### [RECORDS]
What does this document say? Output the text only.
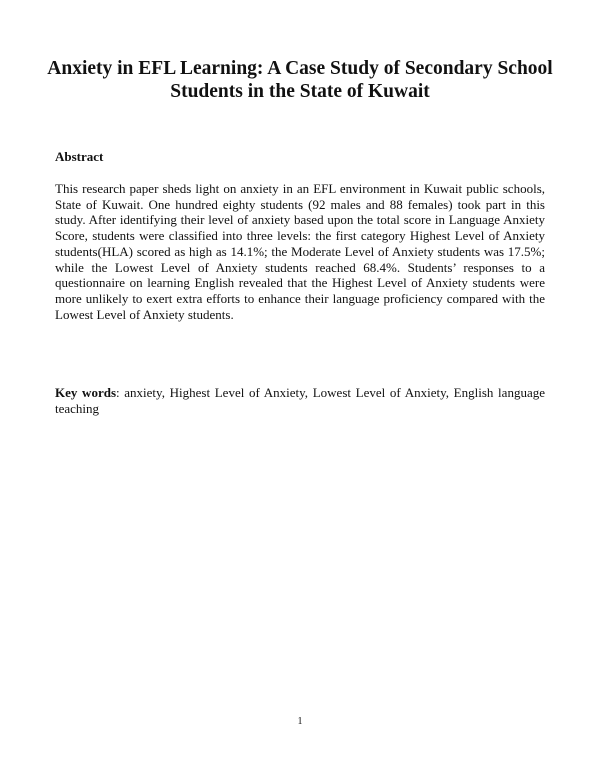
Anxiety in EFL Learning: A Case Study of Secondary School Students in the State of Kuwait
Abstract

This research paper sheds light on anxiety in an EFL environment in Kuwait public schools, State of Kuwait. One hundred eighty students (92 males and 88 females) took part in this study. After identifying their level of anxiety based upon the total score in Language Anxiety Score, students were classified into three levels: the first category Highest Level of Anxiety students(HLA) scored as high as 14.1%; the Moderate Level of Anxiety students was 17.5%; while the Lowest Level of Anxiety students reached 68.4%. Students’ responses to a questionnaire on learning English revealed that the Highest Level of Anxiety students were more unlikely to exert extra efforts to enhance their language proficiency compared with the Lowest Level of Anxiety students.

Key words: anxiety, Highest Level of Anxiety, Lowest Level of Anxiety, English language teaching

1
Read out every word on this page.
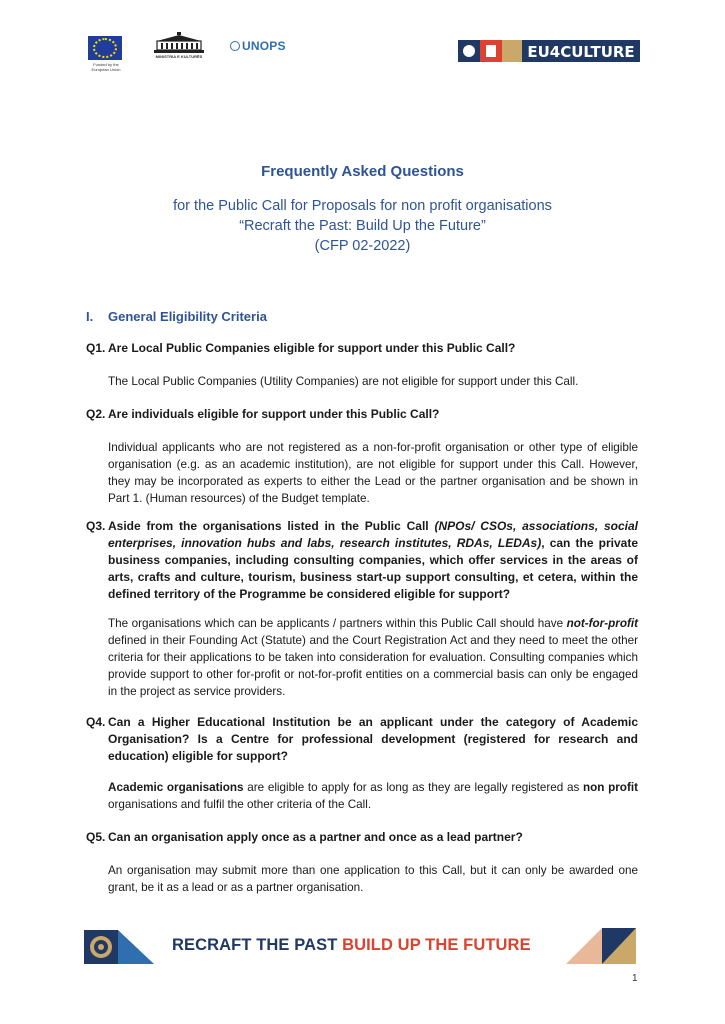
Funded by the European Union
MINISTRIA E KULTURËS
UNOPS	EU4CULTURE
Frequently Asked Questions
for the Public Call for Proposals for non profit organisations
“Recraft the Past: Build Up the Future”
(CFP 02-2022)
I. General Eligibility Criteria
Q1. Are Local Public Companies eligible for support under this Public Call?
The Local Public Companies (Utility Companies) are not eligible for support under this Call.
Q2. Are individuals eligible for support under this Public Call?
Individual applicants who are not registered as a non-for-profit organisation or other type of eligible organisation (e.g. as an academic institution), are not eligible for support under this Call. However, they may be incorporated as experts to either the Lead or the partner organisation and be shown in Part 1. (Human resources) of the Budget template.
Q3. Aside from the organisations listed in the Public Call (NPOs/ CSOs, associations, social enterprises, innovation hubs and labs, research institutes, RDAs, LEDAs), can the private business companies, including consulting companies, which offer services in the areas of arts, crafts and culture, tourism, business start-up support consulting, et cetera, within the defined territory of the Programme be considered eligible for support?
The organisations which can be applicants / partners within this Public Call should have not-for-profit defined in their Founding Act (Statute) and the Court Registration Act and they need to meet the other criteria for their applications to be taken into consideration for evaluation. Consulting companies which provide support to other for-profit or not-for-profit entities on a commercial basis can only be engaged in the project as service providers.
Q4. Can a Higher Educational Institution be an applicant under the category of Academic Organisation? Is a Centre for professional development (registered for research and education) eligible for support?
Academic organisations are eligible to apply for as long as they are legally registered as non profit organisations and fulfil the other criteria of the Call.
Q5. Can an organisation apply once as a partner and once as a lead partner?
An organisation may submit more than one application to this Call, but it can only be awarded one grant, be it as a lead or as a partner organisation.
RECRAFT THE PAST BUILD UP THE FUTURE
1
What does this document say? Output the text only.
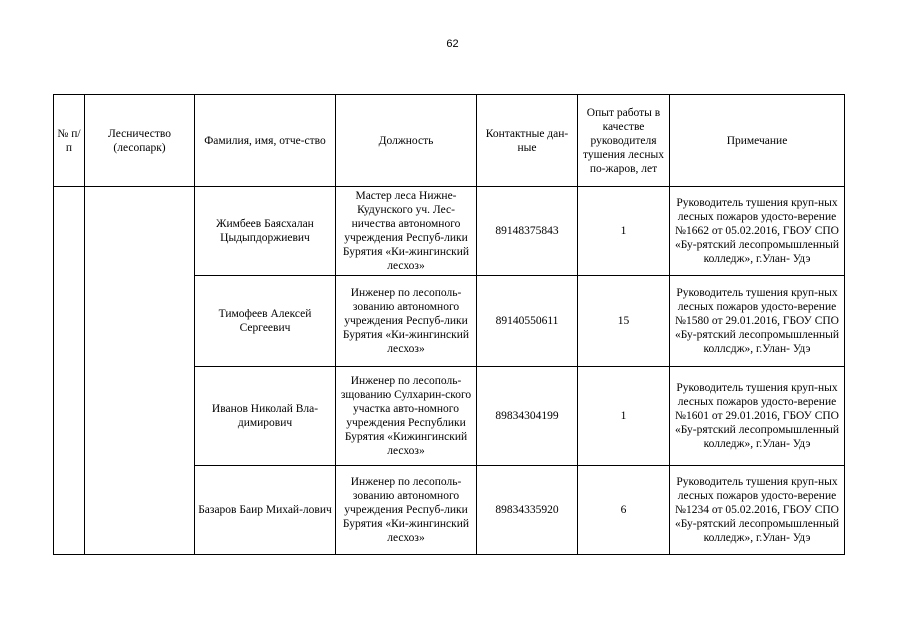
62
№ п/п	Лесничество (лесопарк)	Фамилия, имя, отче-ство	Должность	Контактные дан-ные	Опыт работы в качестве руководителя тушения лесных по-жаров, лет	Примечание
		Жимбеев Баясхалан Цыдыпдоржиевич	Мастер леса Нижне-Кудунского уч. Лес-ничества автономного учреждения Респуб-лики Бурятия «Ки-жингинский лесхоз»	89148375843	1	Руководитель тушения круп-ных лесных пожаров удосто-верение №1662 от 05.02.2016, ГБОУ СПО «Бу-рятский лесопромышленный колледж», г.Улан- Удэ
		Тимофеев Алексей Сергеевич	Инженер по лесополь-зованию автономного учреждения Респуб-лики Бурятия «Ки-жингинский лесхоз»	89140550611	15	Руководитель тушения круп-ных лесных пожаров удосто-верение №1580 от 29.01.2016, ГБОУ СПО «Бу-рятский лесопромышленный коллсдж», г.Улан- Удэ
		Иванов Николай Вла-димирович	Инженер по лесополь-зщованию Сулхарин-ского участка авто-номного учреждения Республики Бурятия «Кижингинский лесхоз»	89834304199	1	Руководитель тушения круп-ных лесных пожаров удосто-верение №1601 от 29.01.2016, ГБОУ СПО «Бу-рятский лесопромышленный колледж», г.Улан- Удэ
		Базаров Баир Михай-лович	Инженер по лесополь-зованию автономного учреждения Респуб-лики Бурятия «Ки-жингинский лесхоз»	89834335920	6	Руководитель тушения круп-ных лесных пожаров удосто-верение №1234 от 05.02.2016, ГБОУ СПО «Бу-рятский лесопромышленный колледж», г.Улан- Удэ
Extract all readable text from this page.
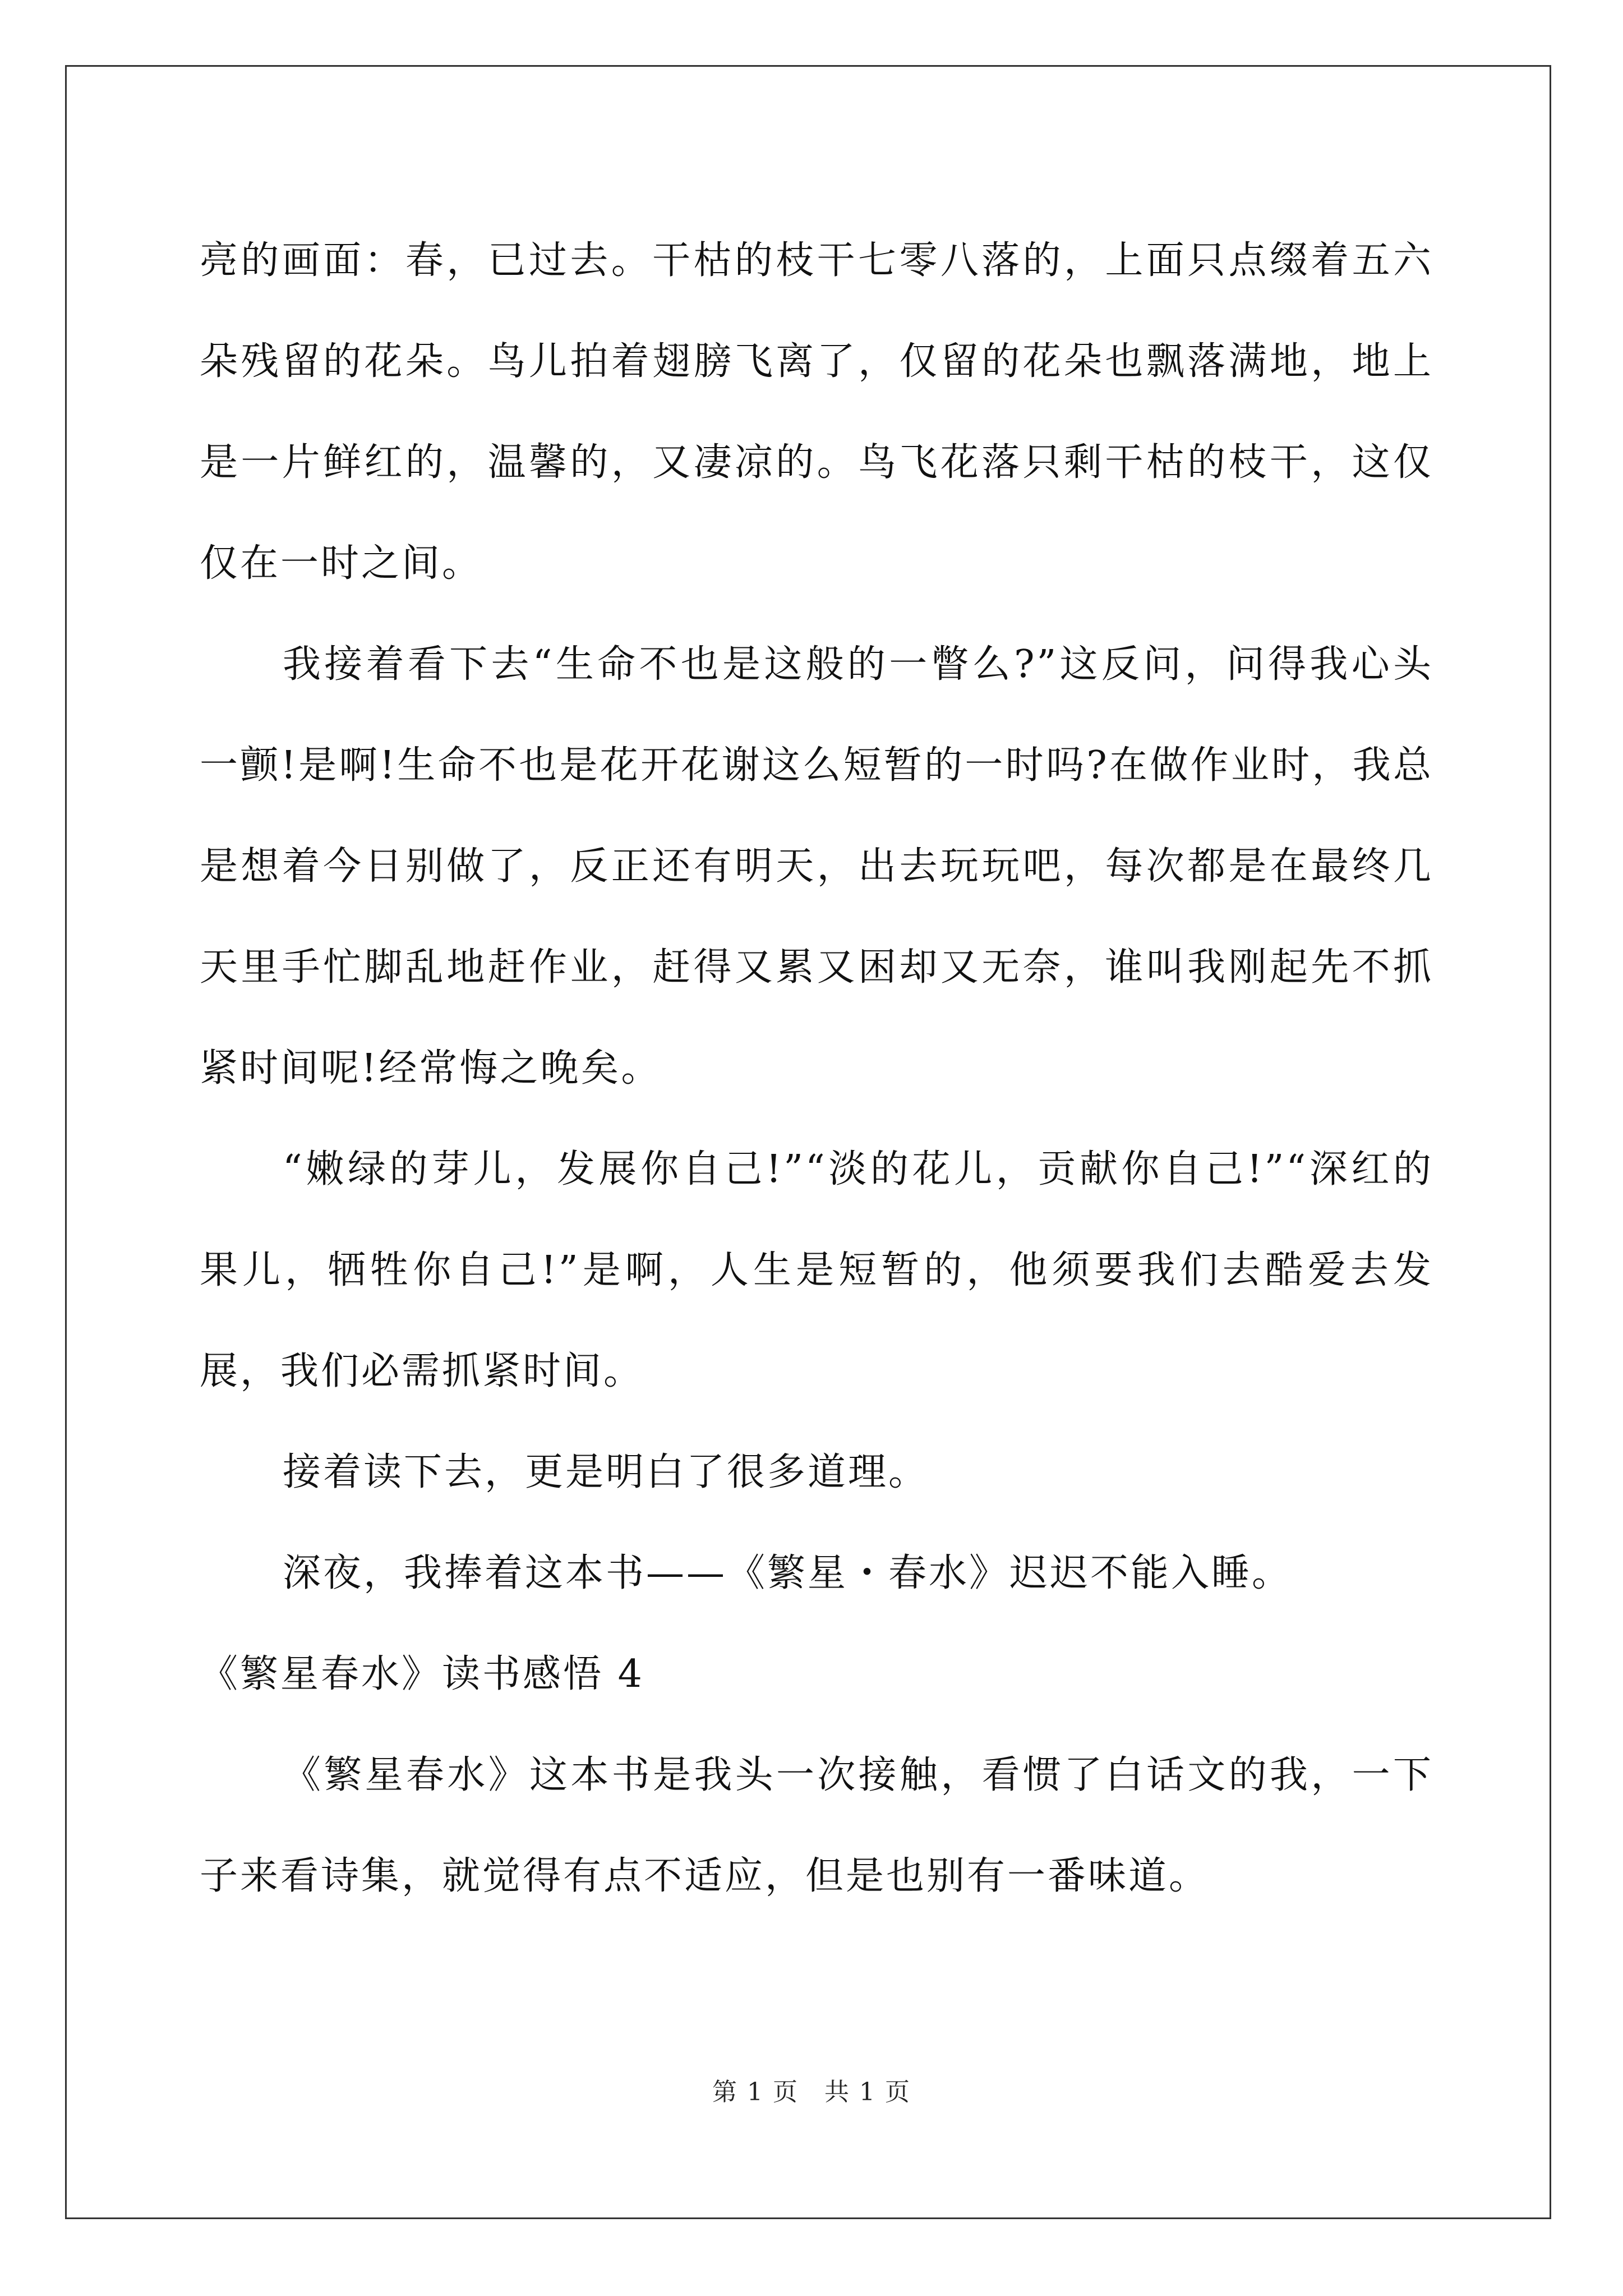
亮的画面：春，已过去。干枯的枝干七零八落的，上面只点缀着五六朵残留的花朵。鸟儿拍着翅膀飞离了，仅留的花朵也飘落满地，地上是一片鲜红的，温馨的，又凄凉的。鸟飞花落只剩干枯的枝干，这仅仅在一时之间。

我接着看下去“生命不也是这般的一瞥么?”这反问，问得我心头一颤!是啊!生命不也是花开花谢这么短暂的一时吗?在做作业时，我总是想着今日别做了，反正还有明天，出去玩玩吧，每次都是在最终几天里手忙脚乱地赶作业，赶得又累又困却又无奈，谁叫我刚起先不抓紧时间呢!经常悔之晚矣。

“嫩绿的芽儿，发展你自己!”“淡的花儿，贡献你自己!”“深红的果儿，牺牲你自己!”是啊，人生是短暂的，他须要我们去酷爱去发展，我们必需抓紧时间。

接着读下去，更是明白了很多道理。

深夜，我捧着这本书——《繁星・春水》迟迟不能入睡。

《繁星春水》读书感悟 4

《繁星春水》这本书是我头一次接触，看惯了白话文的我，一下子来看诗集，就觉得有点不适应，但是也别有一番味道。

第 1 页　共 1 页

### [WHAT THE TASK REQUIRES]
Write down every line of the data above that includes the string "繁星春水".

### [RESPONSE TO THIS TASK]
《繁星春水》读书感悟 4
《繁星春水》这本书是我头一次接触，看惯了白话文的我，一下子来看诗集，就觉得有点不适应，但是也别有一番味道。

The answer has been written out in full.